Required task: Locate each line with the string "label" in the listing below and copy it.
========
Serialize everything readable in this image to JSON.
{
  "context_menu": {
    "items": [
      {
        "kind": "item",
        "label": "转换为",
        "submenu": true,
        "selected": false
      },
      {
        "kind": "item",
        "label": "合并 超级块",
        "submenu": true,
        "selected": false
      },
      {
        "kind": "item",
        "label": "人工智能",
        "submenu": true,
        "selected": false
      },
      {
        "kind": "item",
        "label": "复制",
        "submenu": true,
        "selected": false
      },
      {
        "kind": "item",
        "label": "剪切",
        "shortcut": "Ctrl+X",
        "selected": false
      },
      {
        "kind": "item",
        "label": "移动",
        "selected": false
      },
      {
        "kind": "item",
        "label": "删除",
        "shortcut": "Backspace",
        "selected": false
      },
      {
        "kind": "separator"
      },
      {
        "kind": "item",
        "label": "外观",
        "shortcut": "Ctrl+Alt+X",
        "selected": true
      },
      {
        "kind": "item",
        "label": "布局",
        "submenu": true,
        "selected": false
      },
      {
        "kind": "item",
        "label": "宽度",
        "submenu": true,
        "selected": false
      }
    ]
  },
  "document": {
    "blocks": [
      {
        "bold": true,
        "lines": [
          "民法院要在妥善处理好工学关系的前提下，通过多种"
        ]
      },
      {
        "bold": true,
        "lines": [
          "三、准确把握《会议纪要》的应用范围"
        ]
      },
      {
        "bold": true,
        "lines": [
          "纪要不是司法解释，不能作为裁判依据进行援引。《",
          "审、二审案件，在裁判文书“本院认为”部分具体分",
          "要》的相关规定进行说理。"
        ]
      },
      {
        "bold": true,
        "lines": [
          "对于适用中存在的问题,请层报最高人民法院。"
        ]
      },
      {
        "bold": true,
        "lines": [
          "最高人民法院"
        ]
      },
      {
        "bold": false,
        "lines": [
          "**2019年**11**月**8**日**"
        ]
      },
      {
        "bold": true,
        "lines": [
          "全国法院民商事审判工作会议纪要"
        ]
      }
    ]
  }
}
========
Task output:
        "label": "转换为",
        "label": "合并 超级块",
        "label": "人工智能",
        "label": "复制",
        "label": "剪切",
        "label": "移动",
        "label": "删除",
        "label": "外观",
        "label": "布局",
        "label": "宽度",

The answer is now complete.